--- Begin ---
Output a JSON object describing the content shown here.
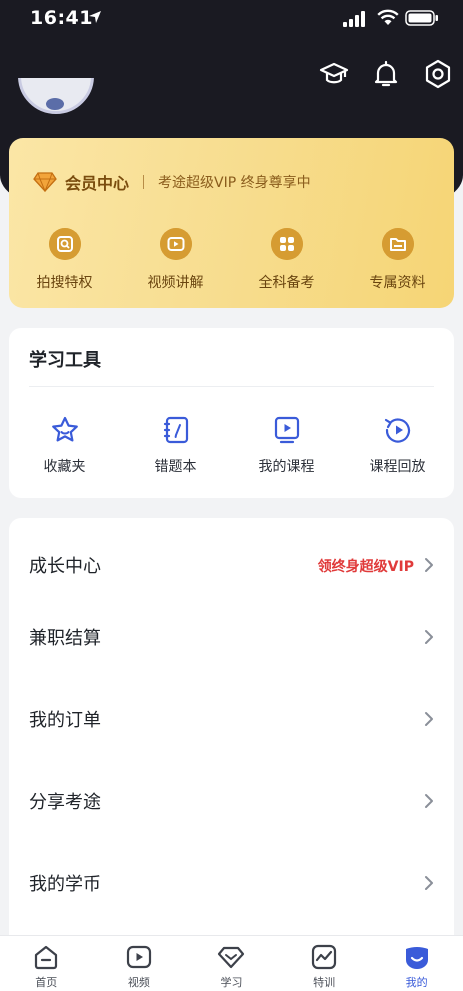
{
  "status_bar": {
    "time": "16:41"
  },
  "vip_card": {
    "title": "会员中心",
    "subtitle": "考途超级VIP 终身尊享中",
    "items": [
      {
        "label": "拍搜特权",
        "icon": "camera-search-icon"
      },
      {
        "label": "视频讲解",
        "icon": "video-play-icon"
      },
      {
        "label": "全科备考",
        "icon": "grid-icon"
      },
      {
        "label": "专属资料",
        "icon": "folder-icon"
      }
    ],
    "accent": "#d69c32"
  },
  "tools": {
    "title": "学习工具",
    "items": [
      {
        "label": "收藏夹",
        "icon": "star-icon"
      },
      {
        "label": "错题本",
        "icon": "notebook-icon"
      },
      {
        "label": "我的课程",
        "icon": "course-icon"
      },
      {
        "label": "课程回放",
        "icon": "replay-icon"
      }
    ],
    "accent": "#3a5bd9"
  },
  "menu": [
    {
      "label": "成长中心",
      "tag": "领终身超级VIP"
    },
    {
      "label": "兼职结算",
      "tag": ""
    },
    {
      "label": "我的订单",
      "tag": ""
    },
    {
      "label": "分享考途",
      "tag": ""
    },
    {
      "label": "我的学币",
      "tag": ""
    }
  ],
  "tabs": [
    {
      "label": "首页",
      "icon": "home-icon",
      "active": false
    },
    {
      "label": "视频",
      "icon": "video-icon",
      "active": false
    },
    {
      "label": "学习",
      "icon": "diamond-icon",
      "active": false
    },
    {
      "label": "特训",
      "icon": "trend-icon",
      "active": false
    },
    {
      "label": "我的",
      "icon": "profile-icon",
      "active": true
    }
  ]
}
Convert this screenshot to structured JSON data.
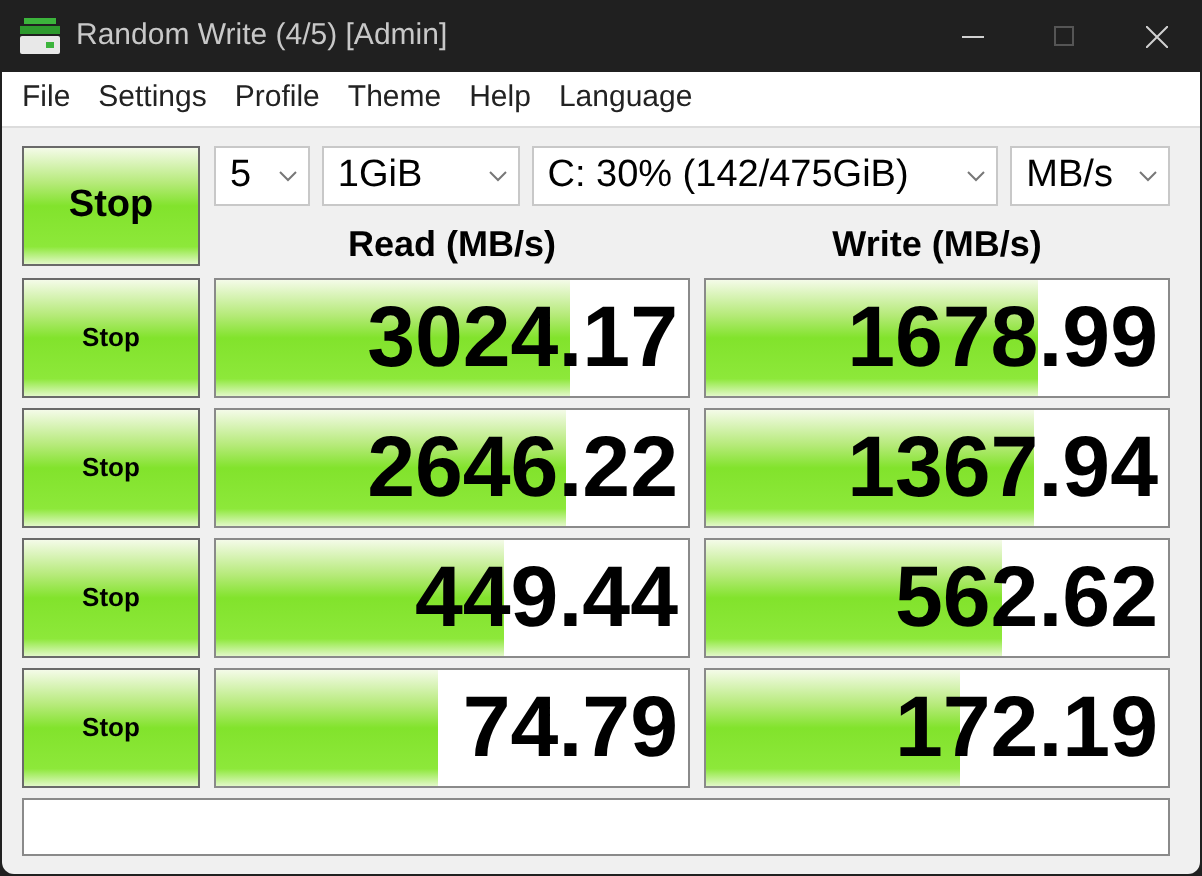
{
  "window": {
    "title": "Random Write (4/5) [Admin]"
  },
  "menu": [
    "File",
    "Settings",
    "Profile",
    "Theme",
    "Help",
    "Language"
  ],
  "main_button": {
    "label": "Stop"
  },
  "selectors": [
    {
      "value": "5"
    },
    {
      "value": "1GiB"
    },
    {
      "value": "C: 30% (142/475GiB)"
    },
    {
      "value": "MB/s"
    }
  ],
  "headers": {
    "read": "Read (MB/s)",
    "write": "Write (MB/s)"
  },
  "rows": [
    {
      "button": "Stop",
      "read": {
        "value": "3024.17",
        "level": 0.75
      },
      "write": {
        "value": "1678.99",
        "level": 0.72
      }
    },
    {
      "button": "Stop",
      "read": {
        "value": "2646.22",
        "level": 0.74
      },
      "write": {
        "value": "1367.94",
        "level": 0.71
      }
    },
    {
      "button": "Stop",
      "read": {
        "value": "449.44",
        "level": 0.61
      },
      "write": {
        "value": "562.62",
        "level": 0.64
      }
    },
    {
      "button": "Stop",
      "read": {
        "value": "74.79",
        "level": 0.47
      },
      "write": {
        "value": "172.19",
        "level": 0.55
      }
    }
  ]
}
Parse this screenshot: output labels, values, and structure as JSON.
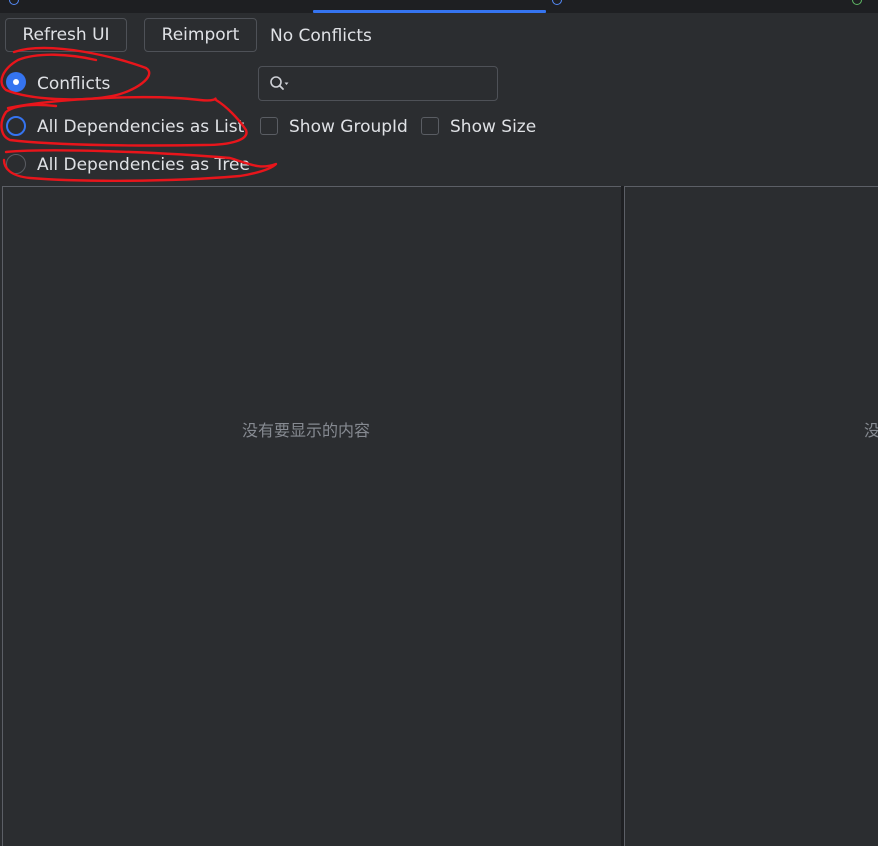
{
  "toolbar": {
    "refresh_label": "Refresh UI",
    "reimport_label": "Reimport",
    "status_text": "No Conflicts"
  },
  "view_mode": {
    "options": [
      {
        "label": "Conflicts",
        "selected": true
      },
      {
        "label": "All Dependencies as List",
        "selected": false
      },
      {
        "label": "All Dependencies as Tree",
        "selected": false
      }
    ]
  },
  "search": {
    "value": "",
    "placeholder": "",
    "icon": "search-icon"
  },
  "options": {
    "show_groupid_label": "Show GroupId",
    "show_groupid_checked": false,
    "show_size_label": "Show Size",
    "show_size_checked": false
  },
  "panels": {
    "left_empty_text": "没有要显示的内容",
    "right_empty_text": "没"
  },
  "colors": {
    "accent": "#3574f0",
    "background": "#2b2d30",
    "annotation": "#e8151b"
  }
}
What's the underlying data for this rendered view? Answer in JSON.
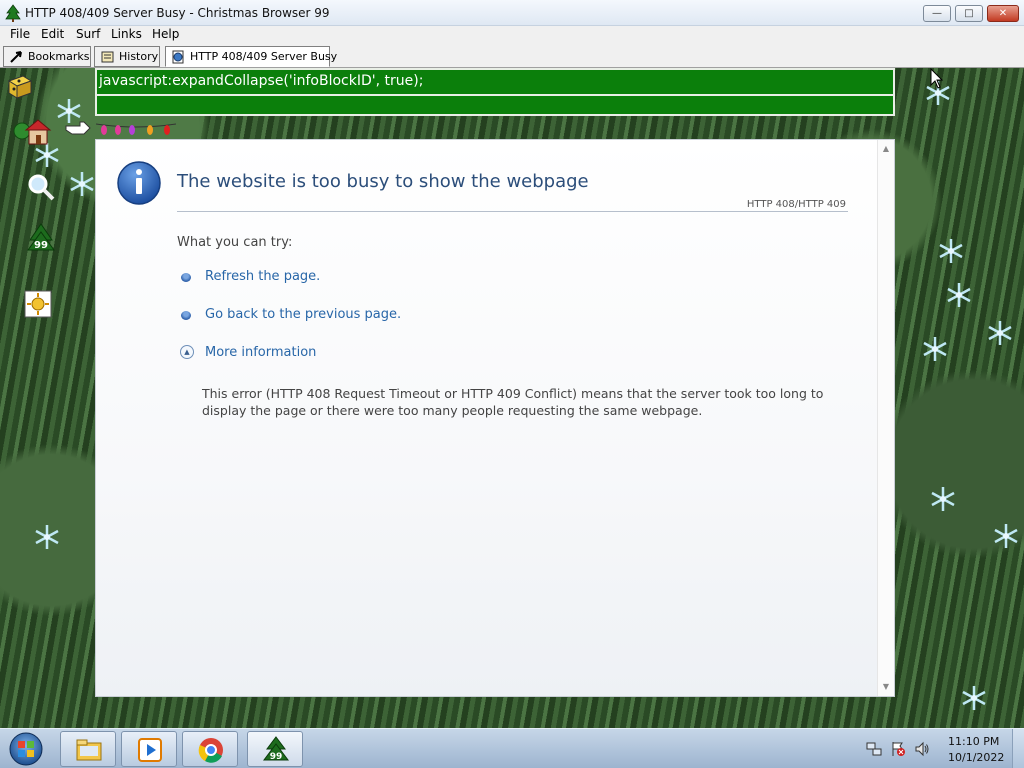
{
  "window": {
    "title": "HTTP 408/409 Server Busy - Christmas Browser 99",
    "icon": "christmas-tree-icon",
    "controls": [
      "minimize",
      "maximize",
      "close"
    ]
  },
  "menu": [
    "File",
    "Edit",
    "Surf",
    "Links",
    "Help"
  ],
  "toolbar": {
    "bookmarks_label": "Bookmarks",
    "history_label": "History",
    "tab_label": "HTTP 408/409 Server Busy"
  },
  "address": {
    "value": "javascript:expandCollapse('infoBlockID', true);",
    "second_line": ""
  },
  "side_icons": [
    "gift-icon",
    "home-icon",
    "search-icon",
    "browser-99-tree-icon",
    "sun-badge-icon"
  ],
  "error": {
    "title": "The website is too busy to show the webpage",
    "code": "HTTP 408/HTTP 409",
    "try_label": "What you can try:",
    "actions": [
      "Refresh the page.",
      "Go back to the previous page."
    ],
    "more_label": "More information",
    "more_text": "This error (HTTP 408 Request Timeout or HTTP 409 Conflict) means that the server took too long to display the page or there were too many people requesting the same webpage."
  },
  "taskbar": {
    "apps": [
      "explorer-icon",
      "media-player-icon",
      "chrome-icon",
      "christmas-browser-99-icon"
    ],
    "clock_time": "11:10 PM",
    "clock_date": "10/1/2022"
  },
  "colors": {
    "address_bg": "#0b7f0b",
    "title_text": "#2c4e7a",
    "link": "#2866a8"
  }
}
--- End ---
GOAL:
Select and copy every line of the material that holds the string "screenshot".

FULL SOLUTION:
Convert this screenshot to structured JSON data.
Parse this screenshot: output labels, values, and structure as JSON.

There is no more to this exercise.